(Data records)

-- start --

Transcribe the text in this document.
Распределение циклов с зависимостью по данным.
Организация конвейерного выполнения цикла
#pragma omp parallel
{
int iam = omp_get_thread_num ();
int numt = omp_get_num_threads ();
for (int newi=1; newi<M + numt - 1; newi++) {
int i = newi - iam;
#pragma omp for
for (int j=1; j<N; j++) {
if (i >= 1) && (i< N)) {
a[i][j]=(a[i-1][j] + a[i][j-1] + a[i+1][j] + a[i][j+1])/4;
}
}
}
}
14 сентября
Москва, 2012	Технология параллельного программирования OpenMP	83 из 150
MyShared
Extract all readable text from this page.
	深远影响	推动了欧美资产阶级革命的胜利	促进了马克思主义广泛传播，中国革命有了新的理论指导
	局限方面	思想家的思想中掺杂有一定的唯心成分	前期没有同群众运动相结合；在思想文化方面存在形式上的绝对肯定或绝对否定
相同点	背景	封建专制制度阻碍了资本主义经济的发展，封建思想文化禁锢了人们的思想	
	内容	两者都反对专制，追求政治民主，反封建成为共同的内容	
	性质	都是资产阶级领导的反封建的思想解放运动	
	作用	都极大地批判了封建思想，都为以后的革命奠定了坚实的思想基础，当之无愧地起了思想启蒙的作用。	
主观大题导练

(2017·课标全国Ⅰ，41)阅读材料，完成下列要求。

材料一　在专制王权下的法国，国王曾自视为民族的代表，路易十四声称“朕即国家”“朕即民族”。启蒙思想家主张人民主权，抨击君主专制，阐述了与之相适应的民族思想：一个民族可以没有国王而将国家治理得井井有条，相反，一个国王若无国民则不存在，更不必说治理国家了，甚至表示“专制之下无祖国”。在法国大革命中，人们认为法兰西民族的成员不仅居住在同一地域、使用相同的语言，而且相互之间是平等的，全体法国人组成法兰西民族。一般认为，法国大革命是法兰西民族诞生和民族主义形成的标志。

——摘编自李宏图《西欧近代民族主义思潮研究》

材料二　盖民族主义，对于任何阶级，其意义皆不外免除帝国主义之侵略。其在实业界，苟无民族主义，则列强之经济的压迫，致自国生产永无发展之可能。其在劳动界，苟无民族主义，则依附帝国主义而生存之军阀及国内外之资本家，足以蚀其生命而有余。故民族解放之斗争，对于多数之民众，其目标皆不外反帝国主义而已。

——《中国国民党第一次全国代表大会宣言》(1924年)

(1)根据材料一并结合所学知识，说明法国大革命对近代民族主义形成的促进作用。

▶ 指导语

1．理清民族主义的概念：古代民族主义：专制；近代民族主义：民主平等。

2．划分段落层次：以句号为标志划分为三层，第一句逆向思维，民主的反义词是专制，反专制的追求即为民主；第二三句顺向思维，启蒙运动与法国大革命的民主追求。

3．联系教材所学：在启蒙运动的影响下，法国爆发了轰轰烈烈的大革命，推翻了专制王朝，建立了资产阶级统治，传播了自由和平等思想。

-- end --

### WHAT THE EXERCISE ASKS
Only the number is wanted: how many lines of these entries contain the string "newi"?

### WRITTEN ANSWER
2